Stated goal — Write out all entries word for word.

Record excerpts —
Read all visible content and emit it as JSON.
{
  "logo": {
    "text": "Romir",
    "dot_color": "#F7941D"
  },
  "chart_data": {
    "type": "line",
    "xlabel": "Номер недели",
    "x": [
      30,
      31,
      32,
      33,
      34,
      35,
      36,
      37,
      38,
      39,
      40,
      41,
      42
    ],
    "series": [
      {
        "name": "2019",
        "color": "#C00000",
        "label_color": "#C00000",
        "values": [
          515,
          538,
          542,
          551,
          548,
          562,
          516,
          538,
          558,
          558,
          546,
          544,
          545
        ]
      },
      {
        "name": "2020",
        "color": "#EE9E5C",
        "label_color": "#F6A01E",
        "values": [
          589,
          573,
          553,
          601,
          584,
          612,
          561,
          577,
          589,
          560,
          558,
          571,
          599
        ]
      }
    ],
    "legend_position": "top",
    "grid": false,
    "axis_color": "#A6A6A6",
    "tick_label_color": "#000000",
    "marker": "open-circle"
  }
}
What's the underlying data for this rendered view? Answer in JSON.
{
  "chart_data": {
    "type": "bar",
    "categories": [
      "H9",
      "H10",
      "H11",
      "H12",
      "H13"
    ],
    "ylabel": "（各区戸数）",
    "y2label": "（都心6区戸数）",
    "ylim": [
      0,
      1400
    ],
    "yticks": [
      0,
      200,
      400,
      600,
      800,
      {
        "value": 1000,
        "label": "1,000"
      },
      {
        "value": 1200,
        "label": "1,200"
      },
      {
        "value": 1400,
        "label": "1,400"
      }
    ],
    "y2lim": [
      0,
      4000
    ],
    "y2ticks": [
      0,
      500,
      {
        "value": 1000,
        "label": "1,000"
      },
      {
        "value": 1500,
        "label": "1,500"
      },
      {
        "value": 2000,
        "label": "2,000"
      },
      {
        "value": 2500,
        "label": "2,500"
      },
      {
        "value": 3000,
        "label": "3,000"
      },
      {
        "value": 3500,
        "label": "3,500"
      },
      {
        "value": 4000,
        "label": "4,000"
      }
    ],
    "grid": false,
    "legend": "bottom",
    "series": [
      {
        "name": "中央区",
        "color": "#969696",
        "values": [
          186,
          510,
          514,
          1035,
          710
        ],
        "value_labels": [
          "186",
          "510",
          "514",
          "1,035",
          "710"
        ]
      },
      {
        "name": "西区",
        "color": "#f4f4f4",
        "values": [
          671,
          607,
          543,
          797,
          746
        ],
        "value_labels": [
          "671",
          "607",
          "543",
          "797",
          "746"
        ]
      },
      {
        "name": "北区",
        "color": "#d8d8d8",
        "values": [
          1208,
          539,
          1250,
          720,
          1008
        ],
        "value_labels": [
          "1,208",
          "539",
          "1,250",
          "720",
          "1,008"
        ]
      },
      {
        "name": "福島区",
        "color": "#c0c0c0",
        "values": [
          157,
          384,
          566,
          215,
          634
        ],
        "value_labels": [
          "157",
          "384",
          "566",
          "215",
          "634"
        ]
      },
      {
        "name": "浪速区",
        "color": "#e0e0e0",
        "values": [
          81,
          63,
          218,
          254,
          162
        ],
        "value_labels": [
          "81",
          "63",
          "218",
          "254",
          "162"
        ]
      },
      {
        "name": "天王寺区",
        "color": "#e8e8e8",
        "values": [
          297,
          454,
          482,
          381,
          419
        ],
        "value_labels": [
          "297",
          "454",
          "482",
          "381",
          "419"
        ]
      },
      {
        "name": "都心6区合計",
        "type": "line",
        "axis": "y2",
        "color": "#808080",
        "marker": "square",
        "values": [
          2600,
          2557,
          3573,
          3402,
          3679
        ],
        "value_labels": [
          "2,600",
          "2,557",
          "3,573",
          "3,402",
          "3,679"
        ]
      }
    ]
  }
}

Solved exercise —
Read all visible content and emit it as JSON.
{
  "logo": {
    "text": "Romir",
    "dot_color": "#F7941D"
  },
  "chart_data": {
    "type": "line",
    "xlabel": "Номер недели",
    "x": [
      30,
      31,
      32,
      33,
      34,
      35,
      36,
      37,
      38,
      39,
      40,
      41,
      42
    ],
    "series": [
      {
        "name": "2019",
        "color": "#C00000",
        "label_color": "#C00000",
        "values": [
          515,
          538,
          542,
          551,
          548,
          562,
          516,
          538,
          558,
          558,
          546,
          544,
          545
        ]
      },
      {
        "name": "2020",
        "color": "#EE9E5C",
        "label_color": "#F6A01E",
        "values": [
          589,
          573,
          553,
          601,
          584,
          612,
          561,
          577,
          589,
          560,
          558,
          571,
          599
        ]
      }
    ],
    "legend_position": "top",
    "grid": false,
    "axis_color": "#A6A6A6",
    "tick_label_color": "#000000",
    "marker": "open-circle"
  }
}
What's the underlying data for this rendered view? Answer in JSON.
{
  "chart_data": {
    "type": "bar",
    "categories": [
      "H9",
      "H10",
      "H11",
      "H12",
      "H13"
    ],
    "ylabel": "（各区戸数）",
    "y2label": "（都心6区戸数）",
    "ylim": [
      0,
      1400
    ],
    "yticks": [
      0,
      200,
      400,
      600,
      800,
      {
        "value": 1000,
        "label": "1,000"
      },
      {
        "value": 1200,
        "label": "1,200"
      },
      {
        "value": 1400,
        "label": "1,400"
      }
    ],
    "y2lim": [
      0,
      4000
    ],
    "y2ticks": [
      0,
      500,
      {
        "value": 1000,
        "label": "1,000"
      },
      {
        "value": 1500,
        "label": "1,500"
      },
      {
        "value": 2000,
        "label": "2,000"
      },
      {
        "value": 2500,
        "label": "2,500"
      },
      {
        "value": 3000,
        "label": "3,000"
      },
      {
        "value": 3500,
        "label": "3,500"
      },
      {
        "value": 4000,
        "label": "4,000"
      }
    ],
    "grid": false,
    "legend": "bottom",
    "series": [
      {
        "name": "中央区",
        "color": "#969696",
        "values": [
          186,
          510,
          514,
          1035,
          710
        ],
        "value_labels": [
          "186",
          "510",
          "514",
          "1,035",
          "710"
        ]
      },
      {
        "name": "西区",
        "color": "#f4f4f4",
        "values": [
          671,
          607,
          543,
          797,
          746
        ],
        "value_labels": [
          "671",
          "607",
          "543",
          "797",
          "746"
        ]
      },
      {
        "name": "北区",
        "color": "#d8d8d8",
        "values": [
          1208,
          539,
          1250,
          720,
          1008
        ],
        "value_labels": [
          "1,208",
          "539",
          "1,250",
          "720",
          "1,008"
        ]
      },
      {
        "name": "福島区",
        "color": "#c0c0c0",
        "values": [
          157,
          384,
          566,
          215,
          634
        ],
        "value_labels": [
          "157",
          "384",
          "566",
          "215",
          "634"
        ]
      },
      {
        "name": "浪速区",
        "color": "#e0e0e0",
        "values": [
          81,
          63,
          218,
          254,
          162
        ],
        "value_labels": [
          "81",
          "63",
          "218",
          "254",
          "162"
        ]
      },
      {
        "name": "天王寺区",
        "color": "#e8e8e8",
        "values": [
          297,
          454,
          482,
          381,
          419
        ],
        "value_labels": [
          "297",
          "454",
          "482",
          "381",
          "419"
        ]
      },
      {
        "name": "都心6区合計",
        "type": "line",
        "axis": "y2",
        "color": "#808080",
        "marker": "square",
        "values": [
          2600,
          2557,
          3573,
          3402,
          3679
        ],
        "value_labels": [
          "2,600",
          "2,557",
          "3,573",
          "3,402",
          "3,679"
        ]
      }
    ]
  }
}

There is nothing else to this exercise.